PROBLEM TO WORK ON:
Quote all of the data below exactly, please.

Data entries

** START **

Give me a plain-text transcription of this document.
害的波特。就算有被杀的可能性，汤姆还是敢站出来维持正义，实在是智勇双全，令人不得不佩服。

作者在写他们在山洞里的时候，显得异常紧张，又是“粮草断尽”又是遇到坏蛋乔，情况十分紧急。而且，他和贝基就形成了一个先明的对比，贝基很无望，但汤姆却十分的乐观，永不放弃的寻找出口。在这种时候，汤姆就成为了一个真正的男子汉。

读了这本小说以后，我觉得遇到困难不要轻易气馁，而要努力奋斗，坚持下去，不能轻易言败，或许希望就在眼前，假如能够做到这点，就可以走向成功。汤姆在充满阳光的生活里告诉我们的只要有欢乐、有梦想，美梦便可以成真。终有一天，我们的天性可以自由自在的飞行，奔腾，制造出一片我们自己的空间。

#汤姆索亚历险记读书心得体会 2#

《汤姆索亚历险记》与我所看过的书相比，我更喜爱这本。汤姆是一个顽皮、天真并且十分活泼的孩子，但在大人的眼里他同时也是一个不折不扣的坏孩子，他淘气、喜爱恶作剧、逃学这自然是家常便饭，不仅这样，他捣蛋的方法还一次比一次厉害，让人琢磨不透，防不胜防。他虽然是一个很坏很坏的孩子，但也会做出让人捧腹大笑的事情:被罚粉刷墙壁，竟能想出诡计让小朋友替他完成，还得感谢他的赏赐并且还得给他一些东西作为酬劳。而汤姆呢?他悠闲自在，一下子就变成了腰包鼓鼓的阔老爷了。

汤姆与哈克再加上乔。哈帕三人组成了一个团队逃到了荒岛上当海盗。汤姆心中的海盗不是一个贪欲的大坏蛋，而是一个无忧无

** END **

RESPONSE TO THE TASK:
Give me a plain-text transcription of this document.
害的波特。就算有被杀的可能性，汤姆还是敢站出来维持正义，实在是智勇双全，令人不得不佩服。

作者在写他们在山洞里的时候，显得异常紧张，又是“粮草断尽”又是遇到坏蛋乔，情况十分紧急。而且，他和贝基就形成了一个先明的对比，贝基很无望，但汤姆却十分的乐观，永不放弃的寻找出口。在这种时候，汤姆就成为了一个真正的男子汉。

读了这本小说以后，我觉得遇到困难不要轻易气馁，而要努力奋斗，坚持下去，不能轻易言败，或许希望就在眼前，假如能够做到这点，就可以走向成功。汤姆在充满阳光的生活里告诉我们的只要有欢乐、有梦想，美梦便可以成真。终有一天，我们的天性可以自由自在的飞行，奔腾，制造出一片我们自己的空间。

#汤姆索亚历险记读书心得体会 2#

《汤姆索亚历险记》与我所看过的书相比，我更喜爱这本。汤姆是一个顽皮、天真并且十分活泼的孩子，但在大人的眼里他同时也是一个不折不扣的坏孩子，他淘气、喜爱恶作剧、逃学这自然是家常便饭，不仅这样，他捣蛋的方法还一次比一次厉害，让人琢磨不透，防不胜防。他虽然是一个很坏很坏的孩子，但也会做出让人捧腹大笑的事情:被罚粉刷墙壁，竟能想出诡计让小朋友替他完成，还得感谢他的赏赐并且还得给他一些东西作为酬劳。而汤姆呢?他悠闲自在，一下子就变成了腰包鼓鼓的阔老爷了。

汤姆与哈克再加上乔。哈帕三人组成了一个团队逃到了荒岛上当海盗。汤姆心中的海盗不是一个贪欲的大坏蛋，而是一个无忧无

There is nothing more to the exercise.